SOURCE PASSAGE.
Smart Growth America is excited to announce the 2025 Culture and Community Network. With support from the Kresge Foundation and in partnership with the State Smart Transportation Initiative (SSTI), the Culture and Community Network will help staff at Metropolitan Planning Organizations (MPOs) and regional transportation planning organizations assess, design, and begin implementation of arts and culture strategies for community engagement within their agencies.
Beginning this month, nearly 30 participants across 10 MPOs and regional councils will join the Culture and Community Network in a series of virtual sessions led by SGA staff from April to September 2025. Participants will also gather in Seattle in June for an in-person convening in connection with the National Association of Regional Councils’ Annual Conference. Through the sessions, the cohort will learn how to integrate arts and culture within their organizations through guidance from national experts and peer learning opportunities. As part of their peer learning, they will examine a case study from SSTI of the Atlanta Regional Commission’s example as an innovative MPO engaging all regional demographics through arts and culture. By the program’s end, teams will have developed an action plan tailored to their agencies which will help them implement local initiatives informed by what they’ve learned.
The cohort is diverse in experience, geography, and agency size, serving regions across the country. The teams represent both coasts, the Midwest, and serve regions of a few hundred thousand residents to 19 million people. Each of the groups brings a different perspective on incorporating arts and culture throughout their organizations. While each agency is unique, our initial conversations revealed several similarities among the teams.

COMPLETE THE FOLLOWING.
[1] According to the announcement about the Culture and Community Network, which agency's example will the cohort study as a case study?
[2] Carry on the announcement about the Culture and Community Network, beginning after its last sentence.
The rows were drawn from a separate source.

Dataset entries
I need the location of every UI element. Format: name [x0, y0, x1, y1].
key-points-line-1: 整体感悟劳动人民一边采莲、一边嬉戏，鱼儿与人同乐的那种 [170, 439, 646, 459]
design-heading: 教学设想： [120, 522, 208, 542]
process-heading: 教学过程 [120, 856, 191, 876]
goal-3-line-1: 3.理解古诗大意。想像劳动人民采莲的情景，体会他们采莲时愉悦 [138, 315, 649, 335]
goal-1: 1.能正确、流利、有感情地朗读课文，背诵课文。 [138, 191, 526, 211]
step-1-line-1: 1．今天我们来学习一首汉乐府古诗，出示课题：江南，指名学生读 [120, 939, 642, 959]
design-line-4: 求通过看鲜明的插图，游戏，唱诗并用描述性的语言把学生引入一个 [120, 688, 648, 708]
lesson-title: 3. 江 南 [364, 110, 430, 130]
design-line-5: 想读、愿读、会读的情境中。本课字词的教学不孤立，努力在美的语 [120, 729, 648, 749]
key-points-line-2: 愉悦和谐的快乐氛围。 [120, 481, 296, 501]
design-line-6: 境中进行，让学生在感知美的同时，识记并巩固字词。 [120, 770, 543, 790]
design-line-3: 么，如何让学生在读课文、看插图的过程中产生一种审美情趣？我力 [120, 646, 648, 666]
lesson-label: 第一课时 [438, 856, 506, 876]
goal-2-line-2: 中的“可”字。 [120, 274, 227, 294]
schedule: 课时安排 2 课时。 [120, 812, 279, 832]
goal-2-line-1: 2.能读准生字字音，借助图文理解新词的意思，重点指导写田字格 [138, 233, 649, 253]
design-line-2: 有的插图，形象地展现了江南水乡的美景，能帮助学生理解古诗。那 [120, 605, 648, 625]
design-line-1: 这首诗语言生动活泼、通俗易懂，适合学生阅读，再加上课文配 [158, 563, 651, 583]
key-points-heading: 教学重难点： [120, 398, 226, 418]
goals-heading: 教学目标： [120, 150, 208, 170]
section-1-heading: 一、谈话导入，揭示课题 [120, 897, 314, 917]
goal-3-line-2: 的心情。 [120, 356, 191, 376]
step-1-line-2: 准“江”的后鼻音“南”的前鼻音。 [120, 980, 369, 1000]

RESPONSES TO THE EXERCISE.
[1] The Atlanta Regional Commission's.

[2]
1. Desire to reimagine the planning process
No matter how early or far into their journey the teams were, all of them identified a need to break out of the normal planning process. Planners often come to communities with projects that are nearly set in stone, asking for community input at the very end of the process when little could be changed. Not only does this waste the labor spent on feedback, but it leads to harmful projects and creates a feeling of distrust that often persists long after a planning project is executed.
2. Recognition of the unique perspectives of artists and cultural workers
Another idea that the cohort expressed is that they may not be the best messenger to engage a community. There was an understanding that artists and cultural workers approach aspects of community engagement differently, coming from within communities as opposed to approaching as outsiders. The teams consistently mentioned wanting to work with people who understand their neighborhoods, with some mentioning the desire to compensate the work the artists and cultural workers provide, a rarity in today’s planning processes.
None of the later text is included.